Copy out every line exactly, passing over the pictures.
## Begin INFORMATION SUPPLIED
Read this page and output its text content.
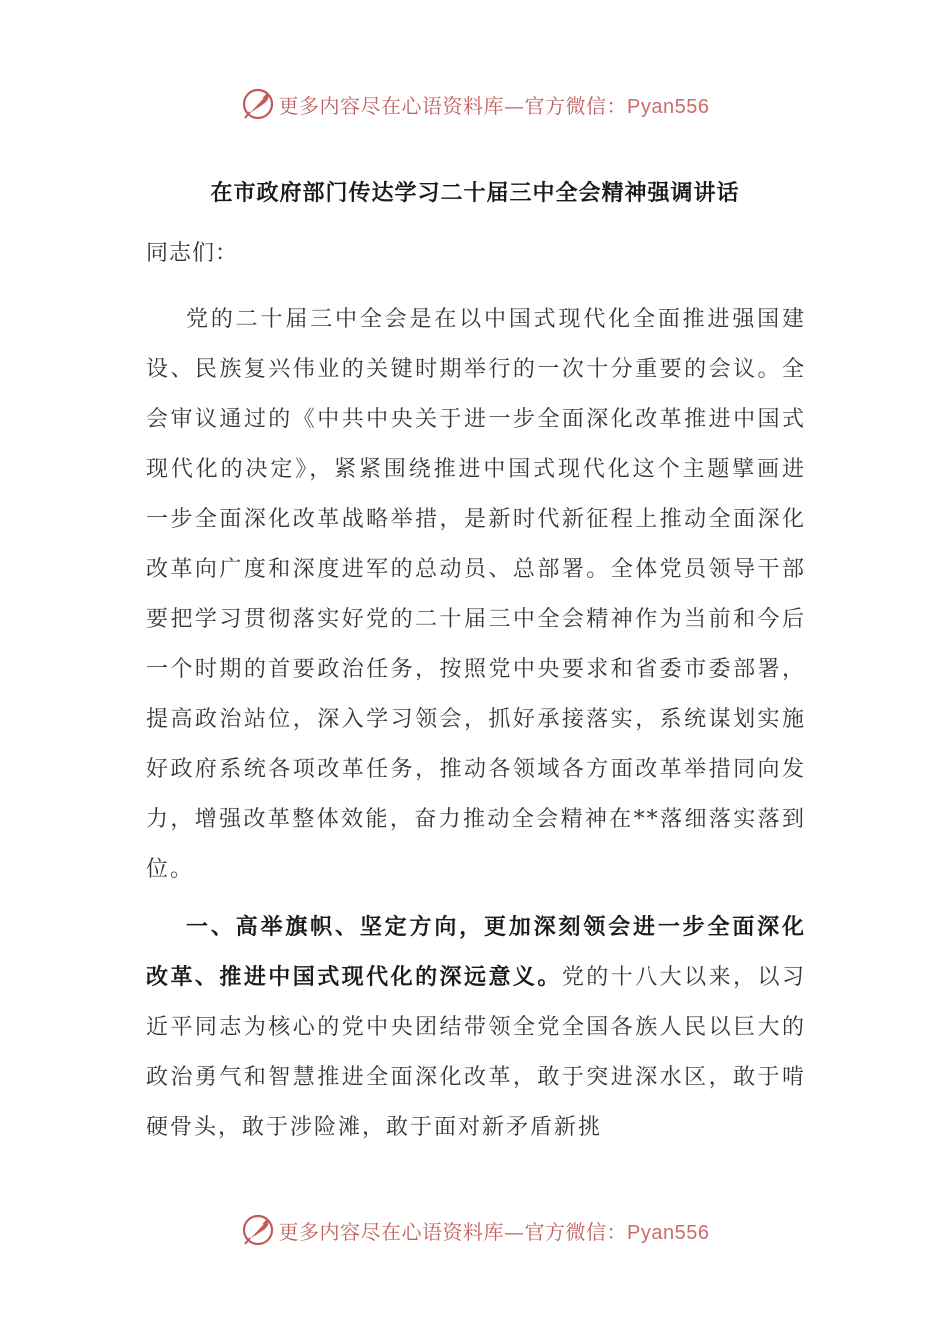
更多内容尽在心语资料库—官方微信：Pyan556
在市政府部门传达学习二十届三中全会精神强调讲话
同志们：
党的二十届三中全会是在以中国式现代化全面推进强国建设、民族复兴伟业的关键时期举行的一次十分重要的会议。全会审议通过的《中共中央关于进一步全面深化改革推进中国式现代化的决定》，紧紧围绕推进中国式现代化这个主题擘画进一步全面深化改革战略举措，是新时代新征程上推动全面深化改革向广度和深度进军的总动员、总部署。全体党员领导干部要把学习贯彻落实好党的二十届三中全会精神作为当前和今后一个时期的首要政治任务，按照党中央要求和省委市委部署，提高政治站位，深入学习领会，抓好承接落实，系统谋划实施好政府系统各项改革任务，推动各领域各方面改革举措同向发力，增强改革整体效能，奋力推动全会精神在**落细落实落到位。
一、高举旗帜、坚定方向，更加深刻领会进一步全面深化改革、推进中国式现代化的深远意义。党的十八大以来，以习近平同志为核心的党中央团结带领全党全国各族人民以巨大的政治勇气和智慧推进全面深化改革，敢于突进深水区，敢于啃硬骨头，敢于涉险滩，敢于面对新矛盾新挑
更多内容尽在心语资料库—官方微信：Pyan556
## End INFORMATION SUPPLIED
FULL RESPONSE:
Read this page and output its text content.
更多内容尽在心语资料库—官方微信：Pyan556
在市政府部门传达学习二十届三中全会精神强调讲话
同志们：
党的二十届三中全会是在以中国式现代化全面推进强国建设、民族复兴伟业的关键时期举行的一次十分重要的会议。全会审议通过的《中共中央关于进一步全面深化改革推进中国式现代化的决定》，紧紧围绕推进中国式现代化这个主题擘画进一步全面深化改革战略举措，是新时代新征程上推动全面深化改革向广度和深度进军的总动员、总部署。全体党员领导干部要把学习贯彻落实好党的二十届三中全会精神作为当前和今后一个时期的首要政治任务，按照党中央要求和省委市委部署，提高政治站位，深入学习领会，抓好承接落实，系统谋划实施好政府系统各项改革任务，推动各领域各方面改革举措同向发力，增强改革整体效能，奋力推动全会精神在**落细落实落到位。
一、高举旗帜、坚定方向，更加深刻领会进一步全面深化改革、推进中国式现代化的深远意义。党的十八大以来，以习近平同志为核心的党中央团结带领全党全国各族人民以巨大的政治勇气和智慧推进全面深化改革，敢于突进深水区，敢于啃硬骨头，敢于涉险滩，敢于面对新矛盾新挑
更多内容尽在心语资料库—官方微信：Pyan556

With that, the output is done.